=== Dataset entries on figures ===

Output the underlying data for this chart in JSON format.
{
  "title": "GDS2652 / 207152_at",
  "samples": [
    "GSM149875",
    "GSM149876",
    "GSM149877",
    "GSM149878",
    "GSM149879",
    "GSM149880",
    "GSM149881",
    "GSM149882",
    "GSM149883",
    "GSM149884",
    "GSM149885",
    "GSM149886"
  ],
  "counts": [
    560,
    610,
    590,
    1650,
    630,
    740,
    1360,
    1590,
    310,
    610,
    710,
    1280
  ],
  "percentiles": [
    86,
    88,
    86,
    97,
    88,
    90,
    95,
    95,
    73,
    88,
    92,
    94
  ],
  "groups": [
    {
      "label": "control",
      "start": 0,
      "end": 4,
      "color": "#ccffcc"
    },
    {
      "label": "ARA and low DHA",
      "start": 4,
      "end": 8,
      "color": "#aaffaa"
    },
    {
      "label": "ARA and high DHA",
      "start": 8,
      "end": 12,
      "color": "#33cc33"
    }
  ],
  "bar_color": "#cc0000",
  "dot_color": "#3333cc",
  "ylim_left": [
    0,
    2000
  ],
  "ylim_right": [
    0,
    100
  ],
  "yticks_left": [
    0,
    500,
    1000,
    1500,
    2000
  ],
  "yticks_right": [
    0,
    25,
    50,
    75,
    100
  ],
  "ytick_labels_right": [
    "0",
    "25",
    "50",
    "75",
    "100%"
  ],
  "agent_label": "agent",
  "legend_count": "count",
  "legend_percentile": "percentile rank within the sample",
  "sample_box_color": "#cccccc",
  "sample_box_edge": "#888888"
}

=== What is asked ===
All of the entries need to be reproduced exactly; please write them out.

=== Written answer ===
Output the underlying data for this chart in JSON format.
{
  "title": "GDS2652 / 207152_at",
  "samples": [
    "GSM149875",
    "GSM149876",
    "GSM149877",
    "GSM149878",
    "GSM149879",
    "GSM149880",
    "GSM149881",
    "GSM149882",
    "GSM149883",
    "GSM149884",
    "GSM149885",
    "GSM149886"
  ],
  "counts": [
    560,
    610,
    590,
    1650,
    630,
    740,
    1360,
    1590,
    310,
    610,
    710,
    1280
  ],
  "percentiles": [
    86,
    88,
    86,
    97,
    88,
    90,
    95,
    95,
    73,
    88,
    92,
    94
  ],
  "groups": [
    {
      "label": "control",
      "start": 0,
      "end": 4,
      "color": "#ccffcc"
    },
    {
      "label": "ARA and low DHA",
      "start": 4,
      "end": 8,
      "color": "#aaffaa"
    },
    {
      "label": "ARA and high DHA",
      "start": 8,
      "end": 12,
      "color": "#33cc33"
    }
  ],
  "bar_color": "#cc0000",
  "dot_color": "#3333cc",
  "ylim_left": [
    0,
    2000
  ],
  "ylim_right": [
    0,
    100
  ],
  "yticks_left": [
    0,
    500,
    1000,
    1500,
    2000
  ],
  "yticks_right": [
    0,
    25,
    50,
    75,
    100
  ],
  "ytick_labels_right": [
    "0",
    "25",
    "50",
    "75",
    "100%"
  ],
  "agent_label": "agent",
  "legend_count": "count",
  "legend_percentile": "percentile rank within the sample",
  "sample_box_color": "#cccccc",
  "sample_box_edge": "#888888"
}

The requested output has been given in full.